Dataset rows:

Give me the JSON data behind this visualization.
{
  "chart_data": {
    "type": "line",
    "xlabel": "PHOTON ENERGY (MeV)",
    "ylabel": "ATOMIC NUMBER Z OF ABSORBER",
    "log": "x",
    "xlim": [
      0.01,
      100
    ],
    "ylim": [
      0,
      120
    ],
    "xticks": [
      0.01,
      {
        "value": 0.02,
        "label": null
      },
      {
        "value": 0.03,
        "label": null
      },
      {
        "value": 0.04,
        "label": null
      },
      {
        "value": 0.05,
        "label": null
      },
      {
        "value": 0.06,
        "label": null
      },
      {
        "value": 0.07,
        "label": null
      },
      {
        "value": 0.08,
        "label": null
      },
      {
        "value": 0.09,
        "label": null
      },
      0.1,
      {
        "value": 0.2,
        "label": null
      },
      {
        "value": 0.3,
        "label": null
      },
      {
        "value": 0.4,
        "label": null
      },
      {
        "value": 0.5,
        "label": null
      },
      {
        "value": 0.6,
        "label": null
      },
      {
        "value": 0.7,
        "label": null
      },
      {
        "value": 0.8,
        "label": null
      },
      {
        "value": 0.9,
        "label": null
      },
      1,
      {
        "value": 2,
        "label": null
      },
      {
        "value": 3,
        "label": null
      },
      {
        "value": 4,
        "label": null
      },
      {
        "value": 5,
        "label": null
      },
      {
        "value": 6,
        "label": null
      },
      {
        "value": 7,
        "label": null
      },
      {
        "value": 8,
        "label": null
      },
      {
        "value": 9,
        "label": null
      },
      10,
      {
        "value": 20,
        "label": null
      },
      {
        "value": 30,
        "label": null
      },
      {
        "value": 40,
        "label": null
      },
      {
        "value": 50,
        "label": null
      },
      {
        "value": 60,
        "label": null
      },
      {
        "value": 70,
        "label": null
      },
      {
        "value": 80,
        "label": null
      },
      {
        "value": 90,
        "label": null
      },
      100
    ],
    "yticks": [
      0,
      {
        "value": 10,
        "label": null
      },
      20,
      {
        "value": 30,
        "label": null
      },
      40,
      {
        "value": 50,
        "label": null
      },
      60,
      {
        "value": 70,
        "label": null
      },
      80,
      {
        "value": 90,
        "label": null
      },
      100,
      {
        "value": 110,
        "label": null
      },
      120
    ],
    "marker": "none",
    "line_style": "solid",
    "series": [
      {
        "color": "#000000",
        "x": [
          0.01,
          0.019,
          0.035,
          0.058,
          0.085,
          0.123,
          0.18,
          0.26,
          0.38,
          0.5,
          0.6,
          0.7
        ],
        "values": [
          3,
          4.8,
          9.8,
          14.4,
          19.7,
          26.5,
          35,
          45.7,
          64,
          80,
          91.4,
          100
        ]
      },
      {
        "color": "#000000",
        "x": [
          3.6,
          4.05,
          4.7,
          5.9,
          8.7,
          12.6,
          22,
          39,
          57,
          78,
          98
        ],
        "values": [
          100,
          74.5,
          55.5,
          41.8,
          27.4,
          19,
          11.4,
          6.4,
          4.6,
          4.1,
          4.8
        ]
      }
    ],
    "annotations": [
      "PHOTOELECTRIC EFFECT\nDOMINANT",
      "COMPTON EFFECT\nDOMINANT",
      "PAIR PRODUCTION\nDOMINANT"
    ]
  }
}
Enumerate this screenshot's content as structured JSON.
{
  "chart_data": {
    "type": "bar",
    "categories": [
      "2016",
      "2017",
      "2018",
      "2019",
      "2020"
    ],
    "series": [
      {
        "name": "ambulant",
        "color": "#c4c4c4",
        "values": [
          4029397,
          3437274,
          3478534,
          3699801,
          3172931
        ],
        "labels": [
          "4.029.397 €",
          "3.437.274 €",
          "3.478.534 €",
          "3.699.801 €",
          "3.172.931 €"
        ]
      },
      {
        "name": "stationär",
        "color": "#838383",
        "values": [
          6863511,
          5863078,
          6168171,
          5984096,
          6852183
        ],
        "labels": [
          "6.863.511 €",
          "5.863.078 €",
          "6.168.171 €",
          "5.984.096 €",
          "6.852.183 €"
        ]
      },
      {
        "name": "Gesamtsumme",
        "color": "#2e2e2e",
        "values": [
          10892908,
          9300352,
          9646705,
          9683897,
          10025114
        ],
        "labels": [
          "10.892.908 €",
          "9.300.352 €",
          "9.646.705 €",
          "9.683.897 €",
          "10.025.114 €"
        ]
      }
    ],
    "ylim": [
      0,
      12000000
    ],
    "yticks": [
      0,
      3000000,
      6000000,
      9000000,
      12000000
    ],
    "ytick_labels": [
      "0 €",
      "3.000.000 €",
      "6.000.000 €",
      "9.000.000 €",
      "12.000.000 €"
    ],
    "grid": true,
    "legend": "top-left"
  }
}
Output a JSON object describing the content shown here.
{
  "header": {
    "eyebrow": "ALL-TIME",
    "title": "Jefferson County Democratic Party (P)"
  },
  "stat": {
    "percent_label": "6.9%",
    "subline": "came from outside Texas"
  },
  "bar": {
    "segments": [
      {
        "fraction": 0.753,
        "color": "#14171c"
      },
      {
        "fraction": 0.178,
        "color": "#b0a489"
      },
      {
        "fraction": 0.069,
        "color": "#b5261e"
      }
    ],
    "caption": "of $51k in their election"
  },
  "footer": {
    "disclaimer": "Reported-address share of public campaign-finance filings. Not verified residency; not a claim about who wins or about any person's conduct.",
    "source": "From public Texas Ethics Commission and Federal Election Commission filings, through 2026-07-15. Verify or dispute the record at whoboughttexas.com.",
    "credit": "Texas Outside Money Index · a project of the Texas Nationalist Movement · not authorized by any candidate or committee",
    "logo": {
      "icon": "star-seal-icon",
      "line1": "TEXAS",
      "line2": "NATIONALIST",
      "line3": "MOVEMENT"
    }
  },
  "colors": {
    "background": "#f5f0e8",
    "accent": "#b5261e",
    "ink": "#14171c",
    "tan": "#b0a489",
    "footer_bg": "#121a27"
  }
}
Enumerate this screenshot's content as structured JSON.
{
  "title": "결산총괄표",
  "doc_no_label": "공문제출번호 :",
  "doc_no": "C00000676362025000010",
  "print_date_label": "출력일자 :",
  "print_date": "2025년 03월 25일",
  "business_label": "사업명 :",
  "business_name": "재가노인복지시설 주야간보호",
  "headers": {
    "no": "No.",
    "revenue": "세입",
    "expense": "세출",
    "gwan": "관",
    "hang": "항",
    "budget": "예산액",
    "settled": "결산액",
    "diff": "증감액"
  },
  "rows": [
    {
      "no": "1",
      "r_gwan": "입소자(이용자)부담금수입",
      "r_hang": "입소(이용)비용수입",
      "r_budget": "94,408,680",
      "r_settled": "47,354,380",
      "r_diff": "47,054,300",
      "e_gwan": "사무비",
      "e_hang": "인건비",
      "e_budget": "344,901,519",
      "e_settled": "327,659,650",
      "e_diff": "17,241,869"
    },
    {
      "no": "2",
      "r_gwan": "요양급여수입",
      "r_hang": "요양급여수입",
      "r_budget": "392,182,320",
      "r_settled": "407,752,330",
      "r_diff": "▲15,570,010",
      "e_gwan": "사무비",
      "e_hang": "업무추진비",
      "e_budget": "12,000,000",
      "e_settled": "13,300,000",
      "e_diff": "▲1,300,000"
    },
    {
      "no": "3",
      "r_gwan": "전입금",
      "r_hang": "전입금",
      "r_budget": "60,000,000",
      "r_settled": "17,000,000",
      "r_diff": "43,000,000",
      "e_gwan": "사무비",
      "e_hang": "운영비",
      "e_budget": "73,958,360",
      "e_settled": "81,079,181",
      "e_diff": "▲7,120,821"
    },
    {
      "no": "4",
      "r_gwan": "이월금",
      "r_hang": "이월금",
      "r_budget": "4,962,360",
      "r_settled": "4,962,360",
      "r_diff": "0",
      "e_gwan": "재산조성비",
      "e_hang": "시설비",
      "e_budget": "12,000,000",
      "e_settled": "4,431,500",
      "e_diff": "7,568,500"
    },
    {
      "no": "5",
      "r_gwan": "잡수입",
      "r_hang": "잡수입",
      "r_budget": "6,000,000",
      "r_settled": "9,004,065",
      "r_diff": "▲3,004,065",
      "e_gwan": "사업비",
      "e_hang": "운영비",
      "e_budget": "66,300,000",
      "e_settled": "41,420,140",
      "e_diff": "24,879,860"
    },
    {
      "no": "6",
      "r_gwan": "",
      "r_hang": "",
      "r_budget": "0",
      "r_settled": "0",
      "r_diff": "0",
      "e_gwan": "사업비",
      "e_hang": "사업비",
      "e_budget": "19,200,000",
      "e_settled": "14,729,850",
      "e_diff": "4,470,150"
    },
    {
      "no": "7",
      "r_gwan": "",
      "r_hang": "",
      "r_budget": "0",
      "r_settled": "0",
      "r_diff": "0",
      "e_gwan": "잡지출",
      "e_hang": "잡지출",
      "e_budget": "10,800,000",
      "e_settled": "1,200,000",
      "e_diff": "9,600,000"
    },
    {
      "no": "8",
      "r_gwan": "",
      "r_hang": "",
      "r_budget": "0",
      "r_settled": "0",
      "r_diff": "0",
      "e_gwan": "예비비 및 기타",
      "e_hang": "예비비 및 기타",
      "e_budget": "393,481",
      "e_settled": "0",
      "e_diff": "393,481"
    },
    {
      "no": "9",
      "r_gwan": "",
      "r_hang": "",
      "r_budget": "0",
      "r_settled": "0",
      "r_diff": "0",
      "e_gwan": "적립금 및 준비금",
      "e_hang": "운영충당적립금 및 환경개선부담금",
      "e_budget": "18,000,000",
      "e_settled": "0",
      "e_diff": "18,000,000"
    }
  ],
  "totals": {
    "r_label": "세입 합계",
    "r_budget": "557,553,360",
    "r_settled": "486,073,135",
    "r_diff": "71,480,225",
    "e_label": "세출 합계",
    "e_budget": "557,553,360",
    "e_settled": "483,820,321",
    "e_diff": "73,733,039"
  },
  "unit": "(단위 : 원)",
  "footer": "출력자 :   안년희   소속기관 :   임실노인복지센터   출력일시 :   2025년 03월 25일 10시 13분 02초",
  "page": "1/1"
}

(Request) From the listing above, copy every line that holds the string "fraction".

(Solution to the exercise)
        "fraction": 0.753,
        "fraction": 0.178,
        "fraction": 0.069,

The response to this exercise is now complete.